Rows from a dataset
########################################

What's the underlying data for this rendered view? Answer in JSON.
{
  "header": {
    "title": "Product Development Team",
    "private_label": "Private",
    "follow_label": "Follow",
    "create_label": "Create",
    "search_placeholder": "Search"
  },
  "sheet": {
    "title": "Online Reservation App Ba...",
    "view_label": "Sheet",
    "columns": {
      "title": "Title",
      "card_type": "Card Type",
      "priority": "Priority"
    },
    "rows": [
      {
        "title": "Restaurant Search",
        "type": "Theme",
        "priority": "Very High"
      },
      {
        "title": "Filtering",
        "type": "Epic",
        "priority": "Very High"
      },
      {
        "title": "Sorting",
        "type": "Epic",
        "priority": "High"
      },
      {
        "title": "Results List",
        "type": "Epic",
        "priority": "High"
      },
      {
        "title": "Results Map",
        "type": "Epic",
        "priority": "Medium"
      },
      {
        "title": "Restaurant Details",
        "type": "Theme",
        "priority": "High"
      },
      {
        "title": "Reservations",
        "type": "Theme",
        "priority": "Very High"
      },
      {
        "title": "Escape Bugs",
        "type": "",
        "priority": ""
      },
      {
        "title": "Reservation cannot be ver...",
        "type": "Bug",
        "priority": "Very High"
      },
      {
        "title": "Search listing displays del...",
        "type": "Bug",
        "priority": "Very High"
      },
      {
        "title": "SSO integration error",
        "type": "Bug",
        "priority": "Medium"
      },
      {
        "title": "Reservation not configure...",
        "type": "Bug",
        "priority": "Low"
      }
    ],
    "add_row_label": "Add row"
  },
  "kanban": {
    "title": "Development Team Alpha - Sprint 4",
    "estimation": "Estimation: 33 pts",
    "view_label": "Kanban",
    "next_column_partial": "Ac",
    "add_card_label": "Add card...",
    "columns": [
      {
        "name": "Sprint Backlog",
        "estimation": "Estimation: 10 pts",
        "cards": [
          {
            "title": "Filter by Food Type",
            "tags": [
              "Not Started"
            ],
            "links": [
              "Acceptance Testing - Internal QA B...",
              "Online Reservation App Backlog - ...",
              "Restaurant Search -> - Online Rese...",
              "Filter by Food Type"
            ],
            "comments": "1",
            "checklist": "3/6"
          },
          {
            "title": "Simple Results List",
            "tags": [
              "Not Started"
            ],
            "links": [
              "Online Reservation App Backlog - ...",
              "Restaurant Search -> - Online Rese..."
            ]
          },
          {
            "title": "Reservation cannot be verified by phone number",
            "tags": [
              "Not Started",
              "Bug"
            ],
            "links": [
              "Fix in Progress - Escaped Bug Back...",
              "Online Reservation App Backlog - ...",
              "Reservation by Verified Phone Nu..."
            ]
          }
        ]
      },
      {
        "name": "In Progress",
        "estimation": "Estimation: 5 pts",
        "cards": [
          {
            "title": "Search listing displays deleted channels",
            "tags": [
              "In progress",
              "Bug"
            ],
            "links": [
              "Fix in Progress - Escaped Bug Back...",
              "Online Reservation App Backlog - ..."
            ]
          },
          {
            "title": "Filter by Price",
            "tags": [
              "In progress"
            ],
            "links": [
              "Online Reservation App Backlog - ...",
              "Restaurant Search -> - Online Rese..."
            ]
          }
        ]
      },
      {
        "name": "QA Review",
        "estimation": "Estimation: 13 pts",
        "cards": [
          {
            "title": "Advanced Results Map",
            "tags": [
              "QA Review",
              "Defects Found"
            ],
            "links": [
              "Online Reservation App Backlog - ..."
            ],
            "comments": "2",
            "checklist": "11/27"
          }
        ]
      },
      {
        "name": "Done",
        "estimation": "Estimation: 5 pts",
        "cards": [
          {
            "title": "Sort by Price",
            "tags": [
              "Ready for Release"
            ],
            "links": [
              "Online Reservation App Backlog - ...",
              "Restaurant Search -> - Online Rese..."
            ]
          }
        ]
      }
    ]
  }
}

########################################

WHAT THE EXERCISE ASKS.
Print the whole listing again, exactly.

RESULT OF THIS TASK.
What's the underlying data for this rendered view? Answer in JSON.
{
  "header": {
    "title": "Product Development Team",
    "private_label": "Private",
    "follow_label": "Follow",
    "create_label": "Create",
    "search_placeholder": "Search"
  },
  "sheet": {
    "title": "Online Reservation App Ba...",
    "view_label": "Sheet",
    "columns": {
      "title": "Title",
      "card_type": "Card Type",
      "priority": "Priority"
    },
    "rows": [
      {
        "title": "Restaurant Search",
        "type": "Theme",
        "priority": "Very High"
      },
      {
        "title": "Filtering",
        "type": "Epic",
        "priority": "Very High"
      },
      {
        "title": "Sorting",
        "type": "Epic",
        "priority": "High"
      },
      {
        "title": "Results List",
        "type": "Epic",
        "priority": "High"
      },
      {
        "title": "Results Map",
        "type": "Epic",
        "priority": "Medium"
      },
      {
        "title": "Restaurant Details",
        "type": "Theme",
        "priority": "High"
      },
      {
        "title": "Reservations",
        "type": "Theme",
        "priority": "Very High"
      },
      {
        "title": "Escape Bugs",
        "type": "",
        "priority": ""
      },
      {
        "title": "Reservation cannot be ver...",
        "type": "Bug",
        "priority": "Very High"
      },
      {
        "title": "Search listing displays del...",
        "type": "Bug",
        "priority": "Very High"
      },
      {
        "title": "SSO integration error",
        "type": "Bug",
        "priority": "Medium"
      },
      {
        "title": "Reservation not configure...",
        "type": "Bug",
        "priority": "Low"
      }
    ],
    "add_row_label": "Add row"
  },
  "kanban": {
    "title": "Development Team Alpha - Sprint 4",
    "estimation": "Estimation: 33 pts",
    "view_label": "Kanban",
    "next_column_partial": "Ac",
    "add_card_label": "Add card...",
    "columns": [
      {
        "name": "Sprint Backlog",
        "estimation": "Estimation: 10 pts",
        "cards": [
          {
            "title": "Filter by Food Type",
            "tags": [
              "Not Started"
            ],
            "links": [
              "Acceptance Testing - Internal QA B...",
              "Online Reservation App Backlog - ...",
              "Restaurant Search -> - Online Rese...",
              "Filter by Food Type"
            ],
            "comments": "1",
            "checklist": "3/6"
          },
          {
            "title": "Simple Results List",
            "tags": [
              "Not Started"
            ],
            "links": [
              "Online Reservation App Backlog - ...",
              "Restaurant Search -> - Online Rese..."
            ]
          },
          {
            "title": "Reservation cannot be verified by phone number",
            "tags": [
              "Not Started",
              "Bug"
            ],
            "links": [
              "Fix in Progress - Escaped Bug Back...",
              "Online Reservation App Backlog - ...",
              "Reservation by Verified Phone Nu..."
            ]
          }
        ]
      },
      {
        "name": "In Progress",
        "estimation": "Estimation: 5 pts",
        "cards": [
          {
            "title": "Search listing displays deleted channels",
            "tags": [
              "In progress",
              "Bug"
            ],
            "links": [
              "Fix in Progress - Escaped Bug Back...",
              "Online Reservation App Backlog - ..."
            ]
          },
          {
            "title": "Filter by Price",
            "tags": [
              "In progress"
            ],
            "links": [
              "Online Reservation App Backlog - ...",
              "Restaurant Search -> - Online Rese..."
            ]
          }
        ]
      },
      {
        "name": "QA Review",
        "estimation": "Estimation: 13 pts",
        "cards": [
          {
            "title": "Advanced Results Map",
            "tags": [
              "QA Review",
              "Defects Found"
            ],
            "links": [
              "Online Reservation App Backlog - ..."
            ],
            "comments": "2",
            "checklist": "11/27"
          }
        ]
      },
      {
        "name": "Done",
        "estimation": "Estimation: 5 pts",
        "cards": [
          {
            "title": "Sort by Price",
            "tags": [
              "Ready for Release"
            ],
            "links": [
              "Online Reservation App Backlog - ...",
              "Restaurant Search -> - Online Rese..."
            ]
          }
        ]
      }
    ]
  }
}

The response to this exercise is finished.